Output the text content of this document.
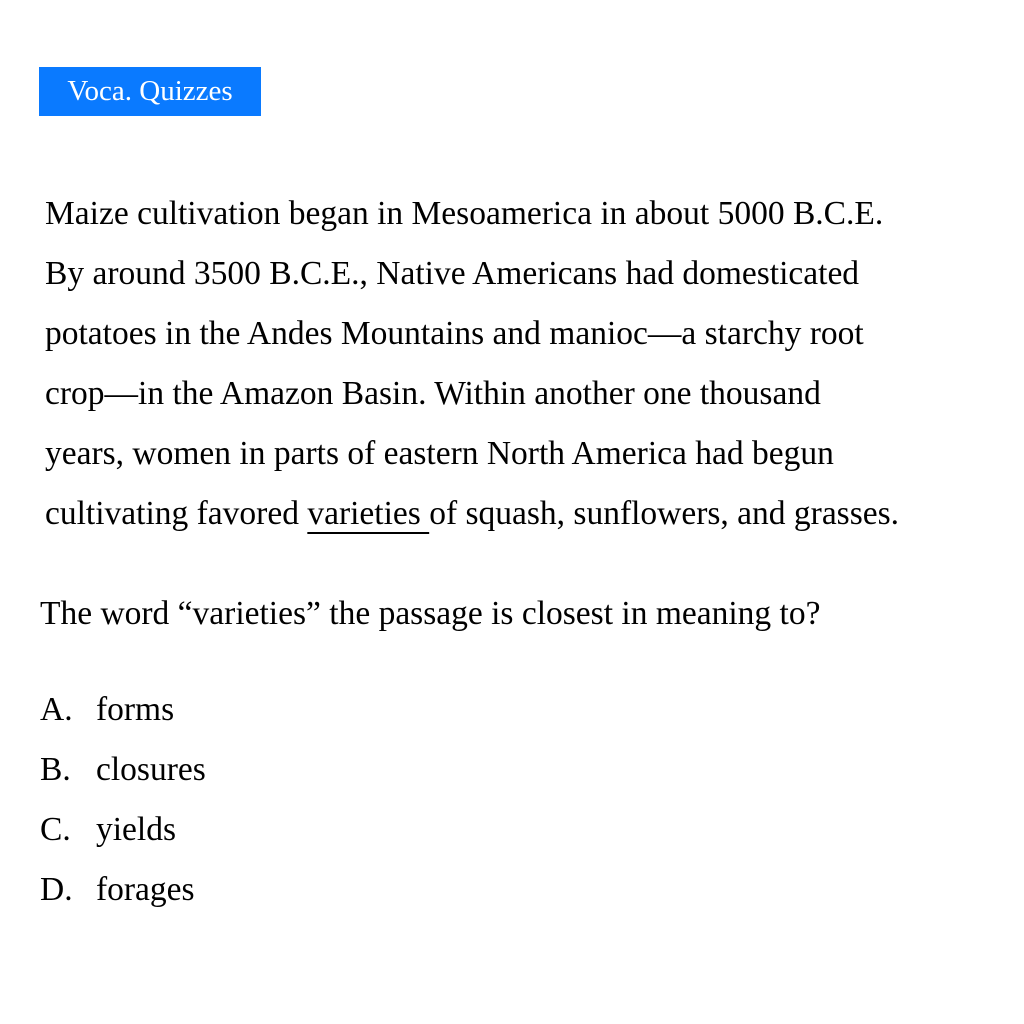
Voca. Quizzes

Maize cultivation began in Mesoamerica in about 5000 B.C.E.
By around 3500 B.C.E., Native Americans had domesticated
potatoes in the Andes Mountains and manioc—a starchy root
crop—in the Amazon Basin. Within another one thousand
years, women in parts of eastern North America had begun
cultivating favored varieties of squash, sunflowers, and grasses.

The word “varieties” the passage is closest in meaning to?

A. forms
B. closures
C. yields
D. forages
-=-=-
• EXERCISE AIM
Repeat the listing verbatim. Skip the pictures.

• EXERCISE ANSWER
Output the text content of this document.
Voca. Quizzes

Maize cultivation began in Mesoamerica in about 5000 B.C.E.
By around 3500 B.C.E., Native Americans had domesticated
potatoes in the Andes Mountains and manioc—a starchy root
crop—in the Amazon Basin. Within another one thousand
years, women in parts of eastern North America had begun
cultivating favored varieties of squash, sunflowers, and grasses.

The word “varieties” the passage is closest in meaning to?

A. forms
B. closures
C. yields
D. forages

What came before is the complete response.